- Items from a data source:
** start **
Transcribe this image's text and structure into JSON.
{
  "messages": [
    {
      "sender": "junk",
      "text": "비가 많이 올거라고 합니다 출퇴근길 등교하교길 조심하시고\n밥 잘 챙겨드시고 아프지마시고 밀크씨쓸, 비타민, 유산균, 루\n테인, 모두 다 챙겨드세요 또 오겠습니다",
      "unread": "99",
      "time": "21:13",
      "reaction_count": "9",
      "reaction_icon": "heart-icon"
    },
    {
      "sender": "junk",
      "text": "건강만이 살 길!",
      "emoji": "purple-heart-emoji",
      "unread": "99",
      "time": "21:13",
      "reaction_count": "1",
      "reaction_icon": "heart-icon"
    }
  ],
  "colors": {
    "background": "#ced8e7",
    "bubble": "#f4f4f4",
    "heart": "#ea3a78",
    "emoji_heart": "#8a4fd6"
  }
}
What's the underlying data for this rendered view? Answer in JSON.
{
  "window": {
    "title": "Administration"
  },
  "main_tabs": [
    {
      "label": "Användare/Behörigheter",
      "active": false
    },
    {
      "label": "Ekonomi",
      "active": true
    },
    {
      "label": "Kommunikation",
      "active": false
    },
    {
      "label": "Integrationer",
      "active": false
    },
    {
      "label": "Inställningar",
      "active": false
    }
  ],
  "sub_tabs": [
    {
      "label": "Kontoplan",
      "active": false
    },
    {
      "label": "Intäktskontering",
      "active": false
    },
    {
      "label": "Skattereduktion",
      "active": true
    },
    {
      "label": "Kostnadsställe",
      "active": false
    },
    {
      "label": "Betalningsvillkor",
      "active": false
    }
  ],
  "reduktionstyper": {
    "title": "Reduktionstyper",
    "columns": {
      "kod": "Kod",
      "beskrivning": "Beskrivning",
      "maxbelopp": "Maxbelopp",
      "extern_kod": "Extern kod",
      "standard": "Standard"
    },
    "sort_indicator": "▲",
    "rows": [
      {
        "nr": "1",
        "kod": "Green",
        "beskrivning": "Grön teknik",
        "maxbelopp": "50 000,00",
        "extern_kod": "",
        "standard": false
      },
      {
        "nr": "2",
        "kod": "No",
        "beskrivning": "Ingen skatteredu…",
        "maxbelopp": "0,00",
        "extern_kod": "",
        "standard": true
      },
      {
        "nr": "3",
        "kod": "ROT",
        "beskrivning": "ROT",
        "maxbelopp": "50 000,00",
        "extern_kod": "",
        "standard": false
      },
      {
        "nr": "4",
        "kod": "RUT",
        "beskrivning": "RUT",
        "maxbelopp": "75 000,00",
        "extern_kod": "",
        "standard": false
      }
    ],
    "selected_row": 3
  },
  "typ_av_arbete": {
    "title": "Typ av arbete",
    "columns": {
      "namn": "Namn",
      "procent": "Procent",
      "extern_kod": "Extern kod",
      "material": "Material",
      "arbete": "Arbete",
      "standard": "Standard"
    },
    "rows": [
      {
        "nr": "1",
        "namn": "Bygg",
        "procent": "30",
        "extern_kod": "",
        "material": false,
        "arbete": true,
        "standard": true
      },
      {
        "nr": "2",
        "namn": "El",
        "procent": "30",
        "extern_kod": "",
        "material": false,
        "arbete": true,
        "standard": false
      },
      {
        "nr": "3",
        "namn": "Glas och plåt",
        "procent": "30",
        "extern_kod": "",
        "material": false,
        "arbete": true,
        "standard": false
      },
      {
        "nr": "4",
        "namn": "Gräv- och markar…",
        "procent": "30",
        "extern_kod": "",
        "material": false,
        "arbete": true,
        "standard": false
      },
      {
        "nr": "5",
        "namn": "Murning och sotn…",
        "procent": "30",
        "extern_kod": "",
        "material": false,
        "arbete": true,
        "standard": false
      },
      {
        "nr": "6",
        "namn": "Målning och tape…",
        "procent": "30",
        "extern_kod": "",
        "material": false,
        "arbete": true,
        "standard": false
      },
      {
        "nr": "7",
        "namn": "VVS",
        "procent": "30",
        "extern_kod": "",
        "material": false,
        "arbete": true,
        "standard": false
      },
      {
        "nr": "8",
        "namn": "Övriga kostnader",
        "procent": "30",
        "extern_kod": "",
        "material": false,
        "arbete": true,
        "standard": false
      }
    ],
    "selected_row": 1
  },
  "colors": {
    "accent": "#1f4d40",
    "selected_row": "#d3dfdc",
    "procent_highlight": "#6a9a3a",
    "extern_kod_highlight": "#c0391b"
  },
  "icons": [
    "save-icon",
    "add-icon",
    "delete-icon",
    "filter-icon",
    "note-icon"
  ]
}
** end **
- Given exercise: Produce an exact copy of every entry above.

- The reply:
Transcribe this image's text and structure into JSON.
{
  "messages": [
    {
      "sender": "junk",
      "text": "비가 많이 올거라고 합니다 출퇴근길 등교하교길 조심하시고\n밥 잘 챙겨드시고 아프지마시고 밀크씨쓸, 비타민, 유산균, 루\n테인, 모두 다 챙겨드세요 또 오겠습니다",
      "unread": "99",
      "time": "21:13",
      "reaction_count": "9",
      "reaction_icon": "heart-icon"
    },
    {
      "sender": "junk",
      "text": "건강만이 살 길!",
      "emoji": "purple-heart-emoji",
      "unread": "99",
      "time": "21:13",
      "reaction_count": "1",
      "reaction_icon": "heart-icon"
    }
  ],
  "colors": {
    "background": "#ced8e7",
    "bubble": "#f4f4f4",
    "heart": "#ea3a78",
    "emoji_heart": "#8a4fd6"
  }
}
What's the underlying data for this rendered view? Answer in JSON.
{
  "window": {
    "title": "Administration"
  },
  "main_tabs": [
    {
      "label": "Användare/Behörigheter",
      "active": false
    },
    {
      "label": "Ekonomi",
      "active": true
    },
    {
      "label": "Kommunikation",
      "active": false
    },
    {
      "label": "Integrationer",
      "active": false
    },
    {
      "label": "Inställningar",
      "active": false
    }
  ],
  "sub_tabs": [
    {
      "label": "Kontoplan",
      "active": false
    },
    {
      "label": "Intäktskontering",
      "active": false
    },
    {
      "label": "Skattereduktion",
      "active": true
    },
    {
      "label": "Kostnadsställe",
      "active": false
    },
    {
      "label": "Betalningsvillkor",
      "active": false
    }
  ],
  "reduktionstyper": {
    "title": "Reduktionstyper",
    "columns": {
      "kod": "Kod",
      "beskrivning": "Beskrivning",
      "maxbelopp": "Maxbelopp",
      "extern_kod": "Extern kod",
      "standard": "Standard"
    },
    "sort_indicator": "▲",
    "rows": [
      {
        "nr": "1",
        "kod": "Green",
        "beskrivning": "Grön teknik",
        "maxbelopp": "50 000,00",
        "extern_kod": "",
        "standard": false
      },
      {
        "nr": "2",
        "kod": "No",
        "beskrivning": "Ingen skatteredu…",
        "maxbelopp": "0,00",
        "extern_kod": "",
        "standard": true
      },
      {
        "nr": "3",
        "kod": "ROT",
        "beskrivning": "ROT",
        "maxbelopp": "50 000,00",
        "extern_kod": "",
        "standard": false
      },
      {
        "nr": "4",
        "kod": "RUT",
        "beskrivning": "RUT",
        "maxbelopp": "75 000,00",
        "extern_kod": "",
        "standard": false
      }
    ],
    "selected_row": 3
  },
  "typ_av_arbete": {
    "title": "Typ av arbete",
    "columns": {
      "namn": "Namn",
      "procent": "Procent",
      "extern_kod": "Extern kod",
      "material": "Material",
      "arbete": "Arbete",
      "standard": "Standard"
    },
    "rows": [
      {
        "nr": "1",
        "namn": "Bygg",
        "procent": "30",
        "extern_kod": "",
        "material": false,
        "arbete": true,
        "standard": true
      },
      {
        "nr": "2",
        "namn": "El",
        "procent": "30",
        "extern_kod": "",
        "material": false,
        "arbete": true,
        "standard": false
      },
      {
        "nr": "3",
        "namn": "Glas och plåt",
        "procent": "30",
        "extern_kod": "",
        "material": false,
        "arbete": true,
        "standard": false
      },
      {
        "nr": "4",
        "namn": "Gräv- och markar…",
        "procent": "30",
        "extern_kod": "",
        "material": false,
        "arbete": true,
        "standard": false
      },
      {
        "nr": "5",
        "namn": "Murning och sotn…",
        "procent": "30",
        "extern_kod": "",
        "material": false,
        "arbete": true,
        "standard": false
      },
      {
        "nr": "6",
        "namn": "Målning och tape…",
        "procent": "30",
        "extern_kod": "",
        "material": false,
        "arbete": true,
        "standard": false
      },
      {
        "nr": "7",
        "namn": "VVS",
        "procent": "30",
        "extern_kod": "",
        "material": false,
        "arbete": true,
        "standard": false
      },
      {
        "nr": "8",
        "namn": "Övriga kostnader",
        "procent": "30",
        "extern_kod": "",
        "material": false,
        "arbete": true,
        "standard": false
      }
    ],
    "selected_row": 1
  },
  "colors": {
    "accent": "#1f4d40",
    "selected_row": "#d3dfdc",
    "procent_highlight": "#6a9a3a",
    "extern_kod_highlight": "#c0391b"
  },
  "icons": [
    "save-icon",
    "add-icon",
    "delete-icon",
    "filter-icon",
    "note-icon"
  ]
}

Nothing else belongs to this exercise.